[Some records]
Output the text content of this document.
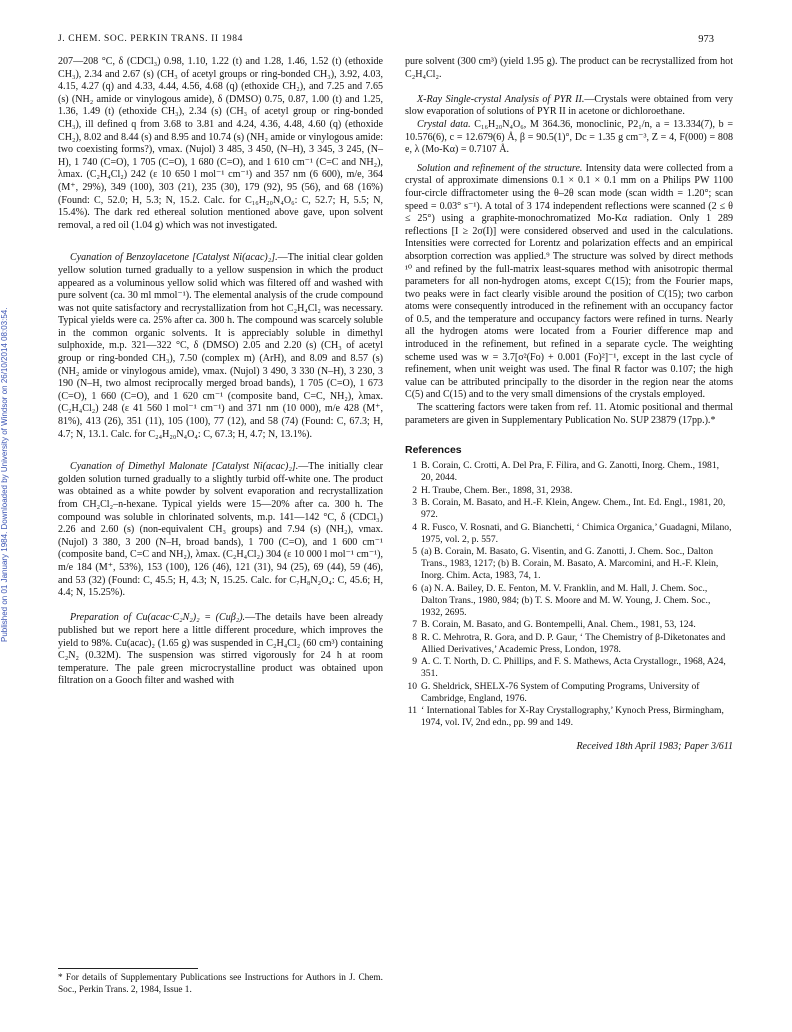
Published on 01 January 1984. Downloaded by University of Windsor on 26/10/2014 08:03:54.
J. CHEM. SOC. PERKIN TRANS. II 1984	973

207—208 °C, δ (CDCl₃) 0.98, 1.10, 1.22 (t) and 1.28, 1.46, 1.52 (t) (ethoxide CH₃), 2.34 and 2.67 (s) (CH₃ of acetyl groups or ring-bonded CH₃), 3.92, 4.03, 4.15, 4.27 (q) and 4.33, 4.44, 4.56, 4.68 (q) (ethoxide CH₂), and 7.25 and 7.65 (s) (NH₂ amide or vinylogous amide), δ (DMSO) 0.75, 0.87, 1.00 (t) and 1.25, 1.36, 1.49 (t) (ethoxide CH₃), 2.34 (s) (CH₃ of acetyl group or ring-bonded CH₃), ill defined q from 3.68 to 3.81 and 4.24, 4.36, 4.48, 4.60 (q) (ethoxide CH₂), 8.02 and 8.44 (s) and 8.95 and 10.74 (s) (NH₂ amide or vinylogous amide: two coexisting forms?), νmax. (Nujol) 3 485, 3 450, (N–H), 3 345, 3 245, (N–H), 1 740 (C=O), 1 705 (C=O), 1 680 (C=O), and 1 610 cm⁻¹ (C=C and NH₂), λmax. (C₂H₄Cl₂) 242 (ε 10 650 l mol⁻¹ cm⁻¹) and 357 nm (6 600), m/e, 364 (M⁺, 29%), 349 (100), 303 (21), 235 (30), 179 (92), 95 (56), and 68 (16%) (Found: C, 52.0; H, 5.3; N, 15.2. Calc. for C₁₆H₂₀N₄O₆: C, 52.7; H, 5.5; N, 15.4%). The dark red ethereal solution mentioned above gave, upon solvent removal, a red oil (1.04 g) which was not investigated.

Cyanation of Benzoylacetone [Catalyst Ni(acac)₂].—The initial clear golden yellow solution turned gradually to a yellow suspension in which the product appeared as a voluminous yellow solid which was filtered off and washed with pure solvent (ca. 30 ml mmol⁻¹). The elemental analysis of the crude compound was not quite satisfactory and recrystallization from hot C₂H₄Cl₂ was necessary. Typical yields were ca. 25% after ca. 300 h. The compound was scarcely soluble in the common organic solvents. It is appreciably soluble in dimethyl sulphoxide, m.p. 321—322 °C, δ (DMSO) 2.05 and 2.20 (s) (CH₃ of acetyl group or ring-bonded CH₃), 7.50 (complex m) (ArH), and 8.09 and 8.57 (s) (NH₂ amide or vinylogous amide), νmax. (Nujol) 3 490, 3 330 (N–H), 3 230, 3 190 (N–H, two almost reciprocally merged broad bands), 1 705 (C=O), 1 673 (C=O), 1 660 (C=O), and 1 620 cm⁻¹ (composite band, C=C, NH₂), λmax. (C₂H₄Cl₂) 248 (ε 41 560 l mol⁻¹ cm⁻¹) and 371 nm (10 000), m/e 428 (M⁺, 81%), 413 (26), 351 (11), 105 (100), 77 (12), and 58 (74) (Found: C, 67.3; H, 4.7; N, 13.1. Calc. for C₂₄H₂₀N₄O₄: C, 67.3; H, 4.7; N, 13.1%).

Cyanation of Dimethyl Malonate [Catalyst Ni(acac)₂].—The initially clear golden solution turned gradually to a slightly turbid off-white one. The product was obtained as a white powder by solvent evaporation and recrystallization from CH₂Cl₂–n-hexane. Typical yields were 15—20% after ca. 300 h. The compound was soluble in chlorinated solvents, m.p. 141—142 °C, δ (CDCl₃) 2.26 and 2.60 (s) (non-equivalent CH₃ groups) and 7.94 (s) (NH₂), νmax. (Nujol) 3 380, 3 200 (N–H, broad bands), 1 700 (C=O), and 1 600 cm⁻¹ (composite band, C=C and NH₂), λmax. (C₂H₄Cl₂) 304 (ε 10 000 l mol⁻¹ cm⁻¹), m/e 184 (M⁺, 53%), 153 (100), 126 (46), 121 (31), 94 (25), 69 (44), 59 (46), and 53 (32) (Found: C, 45.5; H, 4.3; N, 15.25. Calc. for C₇H₈N₂O₄: C, 45.6; H, 4.4; N, 15.25%).

Preparation of Cu(acac·C₂N₂)₂ = (Cuβ₂).—The details have been already published but we report here a little different procedure, which improves the yield to 98%. Cu(acac)₂ (1.65 g) was suspended in C₂H₄Cl₂ (60 cm³) containing C₂N₂ (0.32M). The suspension was stirred vigorously for 24 h at room temperature. The pale green microcrystalline product was obtained upon filtration on a Gooch filter and washed with

* For details of Supplementary Publications see Instructions for Authors in J. Chem. Soc., Perkin Trans. 2, 1984, Issue 1.

pure solvent (300 cm³) (yield 1.95 g). The product can be recrystallized from hot C₂H₄Cl₂.

X-Ray Single-crystal Analysis of PYR II.—Crystals were obtained from very slow evaporation of solutions of PYR II in acetone or dichloroethane.

Crystal data. C₁₆H₂₀N₄O₆, M 364.36, monoclinic, P2₁/n, a = 13.334(7), b = 10.576(6), c = 12.679(6) Å, β = 90.5(1)°, Dc = 1.35 g cm⁻³, Z = 4, F(000) = 808 e, λ (Mo-Kα) = 0.7107 Å.

Solution and refinement of the structure. Intensity data were collected from a crystal of approximate dimensions 0.1 × 0.1 × 0.1 mm on a Philips PW 1100 four-circle diffractometer using the θ–2θ scan mode (scan width = 1.20°; scan speed = 0.03° s⁻¹). A total of 3 174 independent reflections were scanned (2 ≤ θ ≤ 25°) using a graphite-monochromatized Mo-Kα radiation. Only 1 289 reflections [I ≥ 2σ(I)] were considered observed and used in the calculations. Intensities were corrected for Lorentz and polarization effects and an empirical absorption correction was applied.⁹ The structure was solved by direct methods ¹⁰ and refined by the full-matrix least-squares method with anisotropic thermal parameters for all non-hydrogen atoms, except C(15); from the Fourier maps, two peaks were in fact clearly visible around the position of C(15); two carbon atoms were consequently introduced in the refinement with an occupancy factor of 0.5, and the temperature and occupancy factors were refined in turns. Nearly all the hydrogen atoms were located from a Fourier difference map and introduced in the refinement, but refined in a separate cycle. The weighting scheme used was w = 3.7[σ²(Fo) + 0.001 (Fo)²]⁻¹, except in the last cycle of refinement, when unit weight was used. The final R factor was 0.107; the high value can be attributed principally to the disorder in the region near the atoms C(5) and C(15) and to the very small dimensions of the crystals employed.

The scattering factors were taken from ref. 11. Atomic positional and thermal parameters are given in Supplementary Publication No. SUP 23879 (17pp.).*

References
1 B. Corain, C. Crotti, A. Del Pra, F. Filira, and G. Zanotti, Inorg. Chem., 1981, 20, 2044.
2 H. Traube, Chem. Ber., 1898, 31, 2938.
3 B. Corain, M. Basato, and H.-F. Klein, Angew. Chem., Int. Ed. Engl., 1981, 20, 972.
4 R. Fusco, V. Rosnati, and G. Bianchetti, ‘ Chimica Organica,’ Guadagni, Milano, 1975, vol. 2, p. 557.
5 (a) B. Corain, M. Basato, G. Visentin, and G. Zanotti, J. Chem. Soc., Dalton Trans., 1983, 1217; (b) B. Corain, M. Basato, A. Marcomini, and H.-F. Klein, Inorg. Chim. Acta, 1983, 74, 1.
6 (a) N. A. Bailey, D. E. Fenton, M. V. Franklin, and M. Hall, J. Chem. Soc., Dalton Trans., 1980, 984; (b) T. S. Moore and M. W. Young, J. Chem. Soc., 1932, 2695.
7 B. Corain, M. Basato, and G. Bontempelli, Anal. Chem., 1981, 53, 124.
8 R. C. Mehrotra, R. Gora, and D. P. Gaur, ‘ The Chemistry of β-Diketonates and Allied Derivatives,’ Academic Press, London, 1978.
9 A. C. T. North, D. C. Phillips, and F. S. Mathews, Acta Crystallogr., 1968, A24, 351.
10 G. Sheldrick, SHELX-76 System of Computing Programs, University of Cambridge, England, 1976.
11 ‘ International Tables for X-Ray Crystallography,’ Kynoch Press, Birmingham, 1974, vol. IV, 2nd edn., pp. 99 and 149.
Received 18th April 1983; Paper 3/611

--- Task description ---
Write out every line of the preceding listing that contains "Inorg".

--- Response below ---
1 B. Corain, C. Crotti, A. Del Pra, F. Filira, and G. Zanotti, Inorg. Chem., 1981, 20, 2044.
5 (a) B. Corain, M. Basato, G. Visentin, and G. Zanotti, J. Chem. Soc., Dalton Trans., 1983, 1217; (b) B. Corain, M. Basato, A. Marcomini, and H.-F. Klein, Inorg. Chim. Acta, 1983, 74, 1.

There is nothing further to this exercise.